■ **Problem to solve**
Every record here should be printed again exactly.

* * * *

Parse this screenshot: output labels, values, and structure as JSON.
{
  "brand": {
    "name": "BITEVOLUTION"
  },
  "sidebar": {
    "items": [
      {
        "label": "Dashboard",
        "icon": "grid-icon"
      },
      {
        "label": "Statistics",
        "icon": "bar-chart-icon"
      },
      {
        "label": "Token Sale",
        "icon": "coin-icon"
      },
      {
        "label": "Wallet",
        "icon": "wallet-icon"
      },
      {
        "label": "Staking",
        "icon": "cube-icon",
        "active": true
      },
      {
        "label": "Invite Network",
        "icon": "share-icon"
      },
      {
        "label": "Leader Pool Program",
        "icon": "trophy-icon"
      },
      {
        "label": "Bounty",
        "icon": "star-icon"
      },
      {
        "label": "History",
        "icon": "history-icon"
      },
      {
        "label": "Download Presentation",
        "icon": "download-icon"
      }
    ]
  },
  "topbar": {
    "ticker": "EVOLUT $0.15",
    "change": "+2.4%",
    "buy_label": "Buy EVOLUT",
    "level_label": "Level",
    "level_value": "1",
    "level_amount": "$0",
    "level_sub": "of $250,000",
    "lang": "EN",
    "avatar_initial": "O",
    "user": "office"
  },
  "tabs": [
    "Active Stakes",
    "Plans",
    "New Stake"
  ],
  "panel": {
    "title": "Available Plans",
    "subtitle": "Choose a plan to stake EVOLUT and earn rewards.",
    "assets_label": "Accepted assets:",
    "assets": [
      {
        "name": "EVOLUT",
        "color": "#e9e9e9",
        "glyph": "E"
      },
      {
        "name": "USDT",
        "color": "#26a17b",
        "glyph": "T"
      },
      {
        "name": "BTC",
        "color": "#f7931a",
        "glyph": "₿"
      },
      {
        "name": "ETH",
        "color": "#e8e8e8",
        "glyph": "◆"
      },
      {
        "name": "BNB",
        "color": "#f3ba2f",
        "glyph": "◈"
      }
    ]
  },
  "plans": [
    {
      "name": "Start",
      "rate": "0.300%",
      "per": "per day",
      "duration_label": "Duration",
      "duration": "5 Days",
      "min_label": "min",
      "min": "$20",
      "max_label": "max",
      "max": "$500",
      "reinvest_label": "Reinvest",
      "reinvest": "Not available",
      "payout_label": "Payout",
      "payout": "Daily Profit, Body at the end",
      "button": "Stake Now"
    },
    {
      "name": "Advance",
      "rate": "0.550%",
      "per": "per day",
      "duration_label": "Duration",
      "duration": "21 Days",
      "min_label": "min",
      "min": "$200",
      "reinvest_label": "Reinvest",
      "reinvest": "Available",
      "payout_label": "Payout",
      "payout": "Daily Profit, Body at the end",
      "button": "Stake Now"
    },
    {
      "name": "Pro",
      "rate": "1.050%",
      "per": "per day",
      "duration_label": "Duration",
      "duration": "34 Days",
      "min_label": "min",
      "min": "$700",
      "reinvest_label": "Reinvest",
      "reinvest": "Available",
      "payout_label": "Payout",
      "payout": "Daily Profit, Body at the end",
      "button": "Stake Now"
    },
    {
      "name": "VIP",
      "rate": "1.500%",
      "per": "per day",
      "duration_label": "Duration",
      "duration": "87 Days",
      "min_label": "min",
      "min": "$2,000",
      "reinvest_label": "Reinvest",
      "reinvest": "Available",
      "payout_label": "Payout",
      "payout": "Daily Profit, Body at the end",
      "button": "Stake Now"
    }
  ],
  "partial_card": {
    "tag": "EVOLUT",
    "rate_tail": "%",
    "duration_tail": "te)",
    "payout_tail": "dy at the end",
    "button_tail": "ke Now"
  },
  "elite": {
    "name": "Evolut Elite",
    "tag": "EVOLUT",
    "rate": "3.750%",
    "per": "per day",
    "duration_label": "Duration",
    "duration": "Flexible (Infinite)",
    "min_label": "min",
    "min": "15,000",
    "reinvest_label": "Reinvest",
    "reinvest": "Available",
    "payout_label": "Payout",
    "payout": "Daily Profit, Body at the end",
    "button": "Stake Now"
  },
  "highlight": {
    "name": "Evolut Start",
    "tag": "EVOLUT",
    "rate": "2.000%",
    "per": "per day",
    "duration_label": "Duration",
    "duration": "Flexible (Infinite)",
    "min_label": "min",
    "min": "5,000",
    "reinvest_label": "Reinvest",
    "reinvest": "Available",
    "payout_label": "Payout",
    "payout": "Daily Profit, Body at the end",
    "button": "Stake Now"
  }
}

* * * *

■ **Full solution**
Parse this screenshot: output labels, values, and structure as JSON.
{
  "brand": {
    "name": "BITEVOLUTION"
  },
  "sidebar": {
    "items": [
      {
        "label": "Dashboard",
        "icon": "grid-icon"
      },
      {
        "label": "Statistics",
        "icon": "bar-chart-icon"
      },
      {
        "label": "Token Sale",
        "icon": "coin-icon"
      },
      {
        "label": "Wallet",
        "icon": "wallet-icon"
      },
      {
        "label": "Staking",
        "icon": "cube-icon",
        "active": true
      },
      {
        "label": "Invite Network",
        "icon": "share-icon"
      },
      {
        "label": "Leader Pool Program",
        "icon": "trophy-icon"
      },
      {
        "label": "Bounty",
        "icon": "star-icon"
      },
      {
        "label": "History",
        "icon": "history-icon"
      },
      {
        "label": "Download Presentation",
        "icon": "download-icon"
      }
    ]
  },
  "topbar": {
    "ticker": "EVOLUT $0.15",
    "change": "+2.4%",
    "buy_label": "Buy EVOLUT",
    "level_label": "Level",
    "level_value": "1",
    "level_amount": "$0",
    "level_sub": "of $250,000",
    "lang": "EN",
    "avatar_initial": "O",
    "user": "office"
  },
  "tabs": [
    "Active Stakes",
    "Plans",
    "New Stake"
  ],
  "panel": {
    "title": "Available Plans",
    "subtitle": "Choose a plan to stake EVOLUT and earn rewards.",
    "assets_label": "Accepted assets:",
    "assets": [
      {
        "name": "EVOLUT",
        "color": "#e9e9e9",
        "glyph": "E"
      },
      {
        "name": "USDT",
        "color": "#26a17b",
        "glyph": "T"
      },
      {
        "name": "BTC",
        "color": "#f7931a",
        "glyph": "₿"
      },
      {
        "name": "ETH",
        "color": "#e8e8e8",
        "glyph": "◆"
      },
      {
        "name": "BNB",
        "color": "#f3ba2f",
        "glyph": "◈"
      }
    ]
  },
  "plans": [
    {
      "name": "Start",
      "rate": "0.300%",
      "per": "per day",
      "duration_label": "Duration",
      "duration": "5 Days",
      "min_label": "min",
      "min": "$20",
      "max_label": "max",
      "max": "$500",
      "reinvest_label": "Reinvest",
      "reinvest": "Not available",
      "payout_label": "Payout",
      "payout": "Daily Profit, Body at the end",
      "button": "Stake Now"
    },
    {
      "name": "Advance",
      "rate": "0.550%",
      "per": "per day",
      "duration_label": "Duration",
      "duration": "21 Days",
      "min_label": "min",
      "min": "$200",
      "reinvest_label": "Reinvest",
      "reinvest": "Available",
      "payout_label": "Payout",
      "payout": "Daily Profit, Body at the end",
      "button": "Stake Now"
    },
    {
      "name": "Pro",
      "rate": "1.050%",
      "per": "per day",
      "duration_label": "Duration",
      "duration": "34 Days",
      "min_label": "min",
      "min": "$700",
      "reinvest_label": "Reinvest",
      "reinvest": "Available",
      "payout_label": "Payout",
      "payout": "Daily Profit, Body at the end",
      "button": "Stake Now"
    },
    {
      "name": "VIP",
      "rate": "1.500%",
      "per": "per day",
      "duration_label": "Duration",
      "duration": "87 Days",
      "min_label": "min",
      "min": "$2,000",
      "reinvest_label": "Reinvest",
      "reinvest": "Available",
      "payout_label": "Payout",
      "payout": "Daily Profit, Body at the end",
      "button": "Stake Now"
    }
  ],
  "partial_card": {
    "tag": "EVOLUT",
    "rate_tail": "%",
    "duration_tail": "te)",
    "payout_tail": "dy at the end",
    "button_tail": "ke Now"
  },
  "elite": {
    "name": "Evolut Elite",
    "tag": "EVOLUT",
    "rate": "3.750%",
    "per": "per day",
    "duration_label": "Duration",
    "duration": "Flexible (Infinite)",
    "min_label": "min",
    "min": "15,000",
    "reinvest_label": "Reinvest",
    "reinvest": "Available",
    "payout_label": "Payout",
    "payout": "Daily Profit, Body at the end",
    "button": "Stake Now"
  },
  "highlight": {
    "name": "Evolut Start",
    "tag": "EVOLUT",
    "rate": "2.000%",
    "per": "per day",
    "duration_label": "Duration",
    "duration": "Flexible (Infinite)",
    "min_label": "min",
    "min": "5,000",
    "reinvest_label": "Reinvest",
    "reinvest": "Available",
    "payout_label": "Payout",
    "payout": "Daily Profit, Body at the end",
    "button": "Stake Now"
  }
}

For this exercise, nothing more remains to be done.